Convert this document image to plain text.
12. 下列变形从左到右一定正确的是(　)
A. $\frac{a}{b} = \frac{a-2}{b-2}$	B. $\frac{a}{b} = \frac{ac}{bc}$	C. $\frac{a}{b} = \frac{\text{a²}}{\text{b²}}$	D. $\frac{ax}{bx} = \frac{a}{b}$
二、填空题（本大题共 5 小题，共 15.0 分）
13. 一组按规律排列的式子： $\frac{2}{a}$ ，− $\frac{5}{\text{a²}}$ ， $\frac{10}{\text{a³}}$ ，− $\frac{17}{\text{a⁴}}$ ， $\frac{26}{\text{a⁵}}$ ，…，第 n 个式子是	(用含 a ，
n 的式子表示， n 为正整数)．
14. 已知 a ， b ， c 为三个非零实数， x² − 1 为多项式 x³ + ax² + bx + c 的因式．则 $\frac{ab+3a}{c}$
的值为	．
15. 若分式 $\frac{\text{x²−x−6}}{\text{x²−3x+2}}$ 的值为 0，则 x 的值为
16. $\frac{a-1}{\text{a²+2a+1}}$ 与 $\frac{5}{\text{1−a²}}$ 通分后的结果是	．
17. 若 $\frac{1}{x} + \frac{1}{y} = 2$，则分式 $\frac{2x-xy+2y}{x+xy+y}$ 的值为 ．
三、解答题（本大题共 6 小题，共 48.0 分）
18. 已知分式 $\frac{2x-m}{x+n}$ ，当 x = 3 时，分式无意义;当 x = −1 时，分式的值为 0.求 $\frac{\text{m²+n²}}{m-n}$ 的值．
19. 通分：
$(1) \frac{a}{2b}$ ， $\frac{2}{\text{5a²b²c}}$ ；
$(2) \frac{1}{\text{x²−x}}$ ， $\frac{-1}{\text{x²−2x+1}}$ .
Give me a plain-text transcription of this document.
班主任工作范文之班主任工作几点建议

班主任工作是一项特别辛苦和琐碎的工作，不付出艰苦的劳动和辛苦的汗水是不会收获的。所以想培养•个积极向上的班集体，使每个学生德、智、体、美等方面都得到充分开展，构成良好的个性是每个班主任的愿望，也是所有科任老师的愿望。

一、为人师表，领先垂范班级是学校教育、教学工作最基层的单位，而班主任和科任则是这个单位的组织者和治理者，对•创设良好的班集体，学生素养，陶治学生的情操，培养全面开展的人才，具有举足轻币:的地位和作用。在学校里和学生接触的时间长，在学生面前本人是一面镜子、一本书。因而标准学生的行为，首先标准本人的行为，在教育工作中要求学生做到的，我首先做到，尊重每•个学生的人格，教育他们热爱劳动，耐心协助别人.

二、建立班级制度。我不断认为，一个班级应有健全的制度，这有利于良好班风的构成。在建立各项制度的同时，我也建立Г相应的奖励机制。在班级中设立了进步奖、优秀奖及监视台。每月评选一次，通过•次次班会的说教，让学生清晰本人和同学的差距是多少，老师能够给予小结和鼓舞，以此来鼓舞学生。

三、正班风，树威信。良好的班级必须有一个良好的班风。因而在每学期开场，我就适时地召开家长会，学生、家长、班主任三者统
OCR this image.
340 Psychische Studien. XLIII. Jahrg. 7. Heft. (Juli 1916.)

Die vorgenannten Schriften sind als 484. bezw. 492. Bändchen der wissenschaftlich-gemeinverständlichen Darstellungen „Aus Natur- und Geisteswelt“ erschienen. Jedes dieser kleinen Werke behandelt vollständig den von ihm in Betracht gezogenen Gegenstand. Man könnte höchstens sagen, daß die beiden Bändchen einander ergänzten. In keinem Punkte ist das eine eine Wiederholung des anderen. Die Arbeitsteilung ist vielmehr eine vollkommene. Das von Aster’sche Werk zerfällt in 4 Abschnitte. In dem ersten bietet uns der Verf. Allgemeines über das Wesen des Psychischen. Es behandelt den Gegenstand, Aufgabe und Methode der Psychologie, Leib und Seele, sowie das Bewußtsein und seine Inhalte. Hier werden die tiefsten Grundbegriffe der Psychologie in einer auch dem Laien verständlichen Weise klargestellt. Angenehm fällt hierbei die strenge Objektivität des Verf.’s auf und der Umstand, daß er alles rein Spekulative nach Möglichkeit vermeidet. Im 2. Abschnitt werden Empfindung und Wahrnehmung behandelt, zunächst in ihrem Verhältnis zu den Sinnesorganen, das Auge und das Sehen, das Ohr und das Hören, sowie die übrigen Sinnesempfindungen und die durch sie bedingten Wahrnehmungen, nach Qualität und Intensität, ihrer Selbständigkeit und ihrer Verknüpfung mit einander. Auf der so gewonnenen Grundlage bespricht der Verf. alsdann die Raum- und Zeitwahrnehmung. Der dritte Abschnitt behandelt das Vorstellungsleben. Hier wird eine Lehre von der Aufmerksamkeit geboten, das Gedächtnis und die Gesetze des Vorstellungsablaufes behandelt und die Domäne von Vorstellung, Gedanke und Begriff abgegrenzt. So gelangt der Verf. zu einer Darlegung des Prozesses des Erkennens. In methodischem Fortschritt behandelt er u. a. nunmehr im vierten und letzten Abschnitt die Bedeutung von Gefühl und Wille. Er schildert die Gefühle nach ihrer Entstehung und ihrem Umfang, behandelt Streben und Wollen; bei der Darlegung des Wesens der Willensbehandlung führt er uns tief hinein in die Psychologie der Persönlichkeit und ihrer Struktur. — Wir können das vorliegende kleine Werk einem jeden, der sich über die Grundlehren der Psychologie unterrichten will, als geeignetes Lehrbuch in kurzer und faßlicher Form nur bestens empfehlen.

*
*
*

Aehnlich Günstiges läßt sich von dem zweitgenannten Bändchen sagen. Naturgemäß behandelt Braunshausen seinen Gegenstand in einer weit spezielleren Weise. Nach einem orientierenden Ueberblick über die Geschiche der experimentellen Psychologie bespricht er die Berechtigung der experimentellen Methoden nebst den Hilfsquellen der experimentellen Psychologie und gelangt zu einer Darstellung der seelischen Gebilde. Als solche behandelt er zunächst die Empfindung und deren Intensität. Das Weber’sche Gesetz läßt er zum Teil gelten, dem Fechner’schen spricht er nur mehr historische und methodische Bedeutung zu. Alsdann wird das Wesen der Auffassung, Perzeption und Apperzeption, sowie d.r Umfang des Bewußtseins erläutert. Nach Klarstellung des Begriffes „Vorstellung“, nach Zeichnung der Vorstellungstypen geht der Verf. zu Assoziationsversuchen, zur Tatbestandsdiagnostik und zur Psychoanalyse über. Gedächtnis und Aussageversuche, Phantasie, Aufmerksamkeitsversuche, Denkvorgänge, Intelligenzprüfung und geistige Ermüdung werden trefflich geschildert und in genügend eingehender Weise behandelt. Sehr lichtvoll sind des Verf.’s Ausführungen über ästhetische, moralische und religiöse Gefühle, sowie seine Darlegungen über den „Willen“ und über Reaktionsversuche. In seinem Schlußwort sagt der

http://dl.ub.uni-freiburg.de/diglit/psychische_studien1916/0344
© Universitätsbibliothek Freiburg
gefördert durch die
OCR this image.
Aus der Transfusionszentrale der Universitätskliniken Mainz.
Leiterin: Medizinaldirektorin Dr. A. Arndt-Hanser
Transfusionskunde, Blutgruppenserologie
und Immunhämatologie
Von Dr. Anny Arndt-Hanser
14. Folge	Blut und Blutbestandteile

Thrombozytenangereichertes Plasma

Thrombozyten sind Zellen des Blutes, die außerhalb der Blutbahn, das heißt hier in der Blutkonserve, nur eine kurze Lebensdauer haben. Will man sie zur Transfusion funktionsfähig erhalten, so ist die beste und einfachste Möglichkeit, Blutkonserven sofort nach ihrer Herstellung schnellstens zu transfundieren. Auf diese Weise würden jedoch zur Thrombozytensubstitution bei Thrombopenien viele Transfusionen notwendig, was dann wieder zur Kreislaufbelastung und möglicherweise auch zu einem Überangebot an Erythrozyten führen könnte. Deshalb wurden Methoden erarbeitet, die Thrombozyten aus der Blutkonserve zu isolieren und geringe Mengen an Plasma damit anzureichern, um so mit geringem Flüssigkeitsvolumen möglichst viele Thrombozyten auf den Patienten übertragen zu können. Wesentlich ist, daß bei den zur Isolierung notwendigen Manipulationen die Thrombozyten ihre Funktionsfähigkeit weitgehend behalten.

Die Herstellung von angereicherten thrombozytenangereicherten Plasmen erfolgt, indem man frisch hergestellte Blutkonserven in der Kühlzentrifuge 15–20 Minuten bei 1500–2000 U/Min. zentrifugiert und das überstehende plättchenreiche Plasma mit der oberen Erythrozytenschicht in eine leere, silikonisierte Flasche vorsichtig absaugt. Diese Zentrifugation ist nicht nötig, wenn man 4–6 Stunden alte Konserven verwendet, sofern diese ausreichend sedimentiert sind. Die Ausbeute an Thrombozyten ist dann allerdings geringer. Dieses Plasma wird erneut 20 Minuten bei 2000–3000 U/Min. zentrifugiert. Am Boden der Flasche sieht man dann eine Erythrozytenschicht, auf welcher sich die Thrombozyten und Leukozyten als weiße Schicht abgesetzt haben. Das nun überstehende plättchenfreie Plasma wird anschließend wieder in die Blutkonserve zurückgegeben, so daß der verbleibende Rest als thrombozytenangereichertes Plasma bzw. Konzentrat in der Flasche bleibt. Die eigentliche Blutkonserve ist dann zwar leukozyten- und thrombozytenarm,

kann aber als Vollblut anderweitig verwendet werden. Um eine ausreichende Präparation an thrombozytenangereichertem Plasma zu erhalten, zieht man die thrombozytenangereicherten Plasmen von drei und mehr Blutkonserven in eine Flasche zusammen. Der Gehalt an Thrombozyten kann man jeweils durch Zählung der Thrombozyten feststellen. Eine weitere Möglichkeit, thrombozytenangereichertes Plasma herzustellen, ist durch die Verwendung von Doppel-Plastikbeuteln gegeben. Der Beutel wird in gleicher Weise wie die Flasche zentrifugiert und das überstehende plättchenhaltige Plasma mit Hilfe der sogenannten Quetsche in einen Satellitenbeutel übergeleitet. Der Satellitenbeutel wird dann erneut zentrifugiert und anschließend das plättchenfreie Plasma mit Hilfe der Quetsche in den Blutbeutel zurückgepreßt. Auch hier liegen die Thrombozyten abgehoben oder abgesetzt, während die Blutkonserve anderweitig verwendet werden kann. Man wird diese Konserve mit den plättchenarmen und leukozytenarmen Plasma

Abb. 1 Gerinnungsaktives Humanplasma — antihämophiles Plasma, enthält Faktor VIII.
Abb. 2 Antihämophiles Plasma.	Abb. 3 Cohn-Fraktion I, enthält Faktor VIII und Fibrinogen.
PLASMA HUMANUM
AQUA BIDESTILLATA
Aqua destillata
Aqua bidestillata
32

--

PROBLEM DETAILS -
Each line in the listing above that contains "Hanser" should be copied.

FULL SOLUTION -
Leiterin: Medizinaldirektorin Dr. A. Arndt-Hanser
Von Dr. Anny Arndt-Hanser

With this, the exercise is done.